==== Task data
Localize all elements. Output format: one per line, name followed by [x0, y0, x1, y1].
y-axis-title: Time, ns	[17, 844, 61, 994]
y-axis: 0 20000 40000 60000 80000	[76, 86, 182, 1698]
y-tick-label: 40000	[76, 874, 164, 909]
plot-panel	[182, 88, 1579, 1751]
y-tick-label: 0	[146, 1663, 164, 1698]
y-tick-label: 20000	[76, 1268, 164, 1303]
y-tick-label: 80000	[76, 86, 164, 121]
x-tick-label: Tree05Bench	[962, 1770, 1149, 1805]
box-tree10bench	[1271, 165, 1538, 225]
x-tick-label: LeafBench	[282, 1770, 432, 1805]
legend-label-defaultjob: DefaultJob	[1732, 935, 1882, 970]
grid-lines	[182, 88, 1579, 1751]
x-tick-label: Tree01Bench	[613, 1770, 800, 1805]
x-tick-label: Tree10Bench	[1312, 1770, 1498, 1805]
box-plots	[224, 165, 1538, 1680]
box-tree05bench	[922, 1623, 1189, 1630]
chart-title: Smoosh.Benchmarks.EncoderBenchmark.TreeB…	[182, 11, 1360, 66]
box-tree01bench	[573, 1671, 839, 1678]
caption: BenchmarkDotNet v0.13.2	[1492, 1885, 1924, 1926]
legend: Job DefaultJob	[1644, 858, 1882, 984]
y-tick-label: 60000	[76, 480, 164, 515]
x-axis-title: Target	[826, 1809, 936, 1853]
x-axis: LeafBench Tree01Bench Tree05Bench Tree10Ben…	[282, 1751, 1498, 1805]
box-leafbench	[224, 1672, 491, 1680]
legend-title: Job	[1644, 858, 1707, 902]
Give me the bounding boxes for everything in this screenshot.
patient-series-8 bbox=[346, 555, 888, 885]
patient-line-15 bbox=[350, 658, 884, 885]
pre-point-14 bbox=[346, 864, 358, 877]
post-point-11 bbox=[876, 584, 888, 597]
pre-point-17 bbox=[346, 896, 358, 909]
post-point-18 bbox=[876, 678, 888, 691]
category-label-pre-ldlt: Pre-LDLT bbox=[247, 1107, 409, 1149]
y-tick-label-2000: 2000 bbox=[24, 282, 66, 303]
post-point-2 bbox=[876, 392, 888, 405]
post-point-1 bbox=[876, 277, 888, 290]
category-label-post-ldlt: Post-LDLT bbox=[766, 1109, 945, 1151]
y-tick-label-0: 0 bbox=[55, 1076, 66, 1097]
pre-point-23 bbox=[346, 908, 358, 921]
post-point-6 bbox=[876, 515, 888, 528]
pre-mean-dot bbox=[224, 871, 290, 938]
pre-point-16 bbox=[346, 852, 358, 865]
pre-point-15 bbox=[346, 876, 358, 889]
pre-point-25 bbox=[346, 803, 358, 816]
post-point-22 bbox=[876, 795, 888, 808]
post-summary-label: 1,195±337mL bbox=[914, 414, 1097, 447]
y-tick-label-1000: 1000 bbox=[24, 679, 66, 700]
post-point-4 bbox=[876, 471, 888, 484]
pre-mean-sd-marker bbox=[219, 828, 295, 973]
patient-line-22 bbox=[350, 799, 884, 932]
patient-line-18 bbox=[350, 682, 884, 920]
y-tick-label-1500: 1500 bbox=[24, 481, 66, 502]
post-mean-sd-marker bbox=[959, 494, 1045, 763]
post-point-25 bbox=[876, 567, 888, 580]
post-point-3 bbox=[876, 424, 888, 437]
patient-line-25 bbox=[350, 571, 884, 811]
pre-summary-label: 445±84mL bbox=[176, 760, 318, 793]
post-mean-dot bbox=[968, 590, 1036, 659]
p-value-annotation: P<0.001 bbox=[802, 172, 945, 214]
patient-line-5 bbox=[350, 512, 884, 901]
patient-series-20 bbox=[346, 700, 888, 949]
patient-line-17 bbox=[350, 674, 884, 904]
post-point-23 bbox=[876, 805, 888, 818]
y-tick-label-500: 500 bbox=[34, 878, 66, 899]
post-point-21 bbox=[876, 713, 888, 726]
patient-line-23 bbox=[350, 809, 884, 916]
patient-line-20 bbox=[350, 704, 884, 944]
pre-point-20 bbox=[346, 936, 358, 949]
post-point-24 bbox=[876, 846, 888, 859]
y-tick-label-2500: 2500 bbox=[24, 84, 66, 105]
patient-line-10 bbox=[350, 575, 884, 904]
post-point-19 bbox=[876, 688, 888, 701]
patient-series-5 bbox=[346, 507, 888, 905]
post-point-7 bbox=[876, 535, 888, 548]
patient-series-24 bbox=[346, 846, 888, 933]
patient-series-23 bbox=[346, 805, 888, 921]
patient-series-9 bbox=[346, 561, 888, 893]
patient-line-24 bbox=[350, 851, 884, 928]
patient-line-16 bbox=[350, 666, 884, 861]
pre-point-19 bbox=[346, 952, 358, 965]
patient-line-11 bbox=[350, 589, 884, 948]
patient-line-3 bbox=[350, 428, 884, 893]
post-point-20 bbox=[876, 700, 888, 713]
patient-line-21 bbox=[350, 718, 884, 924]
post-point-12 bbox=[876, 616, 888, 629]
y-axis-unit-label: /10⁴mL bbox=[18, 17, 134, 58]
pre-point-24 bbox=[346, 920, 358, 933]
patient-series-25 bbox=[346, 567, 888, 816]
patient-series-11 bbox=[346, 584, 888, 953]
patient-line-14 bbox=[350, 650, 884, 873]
========
Output every row above verbatim, with no changes.

Localize all elements. Output format: one per line, name followed by [x0, y0, x1, y1].
y-axis-title: Time, ns	[17, 844, 61, 994]
y-axis: 0 20000 40000 60000 80000	[76, 86, 182, 1698]
y-tick-label: 40000	[76, 874, 164, 909]
plot-panel	[182, 88, 1579, 1751]
y-tick-label: 0	[146, 1663, 164, 1698]
y-tick-label: 20000	[76, 1268, 164, 1303]
y-tick-label: 80000	[76, 86, 164, 121]
x-tick-label: Tree05Bench	[962, 1770, 1149, 1805]
box-tree10bench	[1271, 165, 1538, 225]
x-tick-label: LeafBench	[282, 1770, 432, 1805]
legend-label-defaultjob: DefaultJob	[1732, 935, 1882, 970]
grid-lines	[182, 88, 1579, 1751]
x-tick-label: Tree01Bench	[613, 1770, 800, 1805]
x-tick-label: Tree10Bench	[1312, 1770, 1498, 1805]
box-plots	[224, 165, 1538, 1680]
box-tree05bench	[922, 1623, 1189, 1630]
chart-title: Smoosh.Benchmarks.EncoderBenchmark.TreeB…	[182, 11, 1360, 66]
box-tree01bench	[573, 1671, 839, 1678]
caption: BenchmarkDotNet v0.13.2	[1492, 1885, 1924, 1926]
legend: Job DefaultJob	[1644, 858, 1882, 984]
y-tick-label: 60000	[76, 480, 164, 515]
x-axis-title: Target	[826, 1809, 936, 1853]
x-axis: LeafBench Tree01Bench Tree05Bench Tree10Ben…	[282, 1751, 1498, 1805]
box-leafbench	[224, 1672, 491, 1680]
legend-title: Job	[1644, 858, 1707, 902]
Give me the bounding boxes for everything in this screenshot.
patient-series-8 bbox=[346, 555, 888, 885]
patient-line-15 bbox=[350, 658, 884, 885]
pre-point-14 bbox=[346, 864, 358, 877]
post-point-11 bbox=[876, 584, 888, 597]
pre-point-17 bbox=[346, 896, 358, 909]
post-point-18 bbox=[876, 678, 888, 691]
category-label-pre-ldlt: Pre-LDLT bbox=[247, 1107, 409, 1149]
y-tick-label-2000: 2000 bbox=[24, 282, 66, 303]
post-point-2 bbox=[876, 392, 888, 405]
post-point-1 bbox=[876, 277, 888, 290]
category-label-post-ldlt: Post-LDLT bbox=[766, 1109, 945, 1151]
y-tick-label-0: 0 bbox=[55, 1076, 66, 1097]
pre-point-23 bbox=[346, 908, 358, 921]
post-point-6 bbox=[876, 515, 888, 528]
pre-mean-dot bbox=[224, 871, 290, 938]
pre-point-16 bbox=[346, 852, 358, 865]
pre-point-15 bbox=[346, 876, 358, 889]
pre-point-25 bbox=[346, 803, 358, 816]
post-point-22 bbox=[876, 795, 888, 808]
post-summary-label: 1,195±337mL bbox=[914, 414, 1097, 447]
y-tick-label-1000: 1000 bbox=[24, 679, 66, 700]
post-point-4 bbox=[876, 471, 888, 484]
pre-mean-sd-marker bbox=[219, 828, 295, 973]
patient-line-22 bbox=[350, 799, 884, 932]
patient-line-18 bbox=[350, 682, 884, 920]
y-tick-label-1500: 1500 bbox=[24, 481, 66, 502]
post-mean-sd-marker bbox=[959, 494, 1045, 763]
post-point-25 bbox=[876, 567, 888, 580]
post-point-3 bbox=[876, 424, 888, 437]
patient-line-25 bbox=[350, 571, 884, 811]
pre-summary-label: 445±84mL bbox=[176, 760, 318, 793]
post-mean-dot bbox=[968, 590, 1036, 659]
p-value-annotation: P<0.001 bbox=[802, 172, 945, 214]
patient-line-5 bbox=[350, 512, 884, 901]
patient-series-20 bbox=[346, 700, 888, 949]
patient-line-17 bbox=[350, 674, 884, 904]
post-point-23 bbox=[876, 805, 888, 818]
y-tick-label-500: 500 bbox=[34, 878, 66, 899]
post-point-21 bbox=[876, 713, 888, 726]
patient-line-23 bbox=[350, 809, 884, 916]
patient-line-20 bbox=[350, 704, 884, 944]
pre-point-20 bbox=[346, 936, 358, 949]
post-point-24 bbox=[876, 846, 888, 859]
y-tick-label-2500: 2500 bbox=[24, 84, 66, 105]
patient-line-10 bbox=[350, 575, 884, 904]
post-point-19 bbox=[876, 688, 888, 701]
patient-series-5 bbox=[346, 507, 888, 905]
post-point-7 bbox=[876, 535, 888, 548]
patient-series-24 bbox=[346, 846, 888, 933]
patient-series-23 bbox=[346, 805, 888, 921]
patient-series-9 bbox=[346, 561, 888, 893]
patient-line-24 bbox=[350, 851, 884, 928]
patient-line-16 bbox=[350, 666, 884, 861]
pre-point-19 bbox=[346, 952, 358, 965]
patient-line-11 bbox=[350, 589, 884, 948]
patient-line-3 bbox=[350, 428, 884, 893]
post-point-20 bbox=[876, 700, 888, 713]
patient-line-21 bbox=[350, 718, 884, 924]
post-point-12 bbox=[876, 616, 888, 629]
y-axis-unit-label: /10⁴mL bbox=[18, 17, 134, 58]
pre-point-24 bbox=[346, 920, 358, 933]
patient-series-25 bbox=[346, 567, 888, 816]
patient-series-11 bbox=[346, 584, 888, 953]
patient-line-14 bbox=[350, 650, 884, 873]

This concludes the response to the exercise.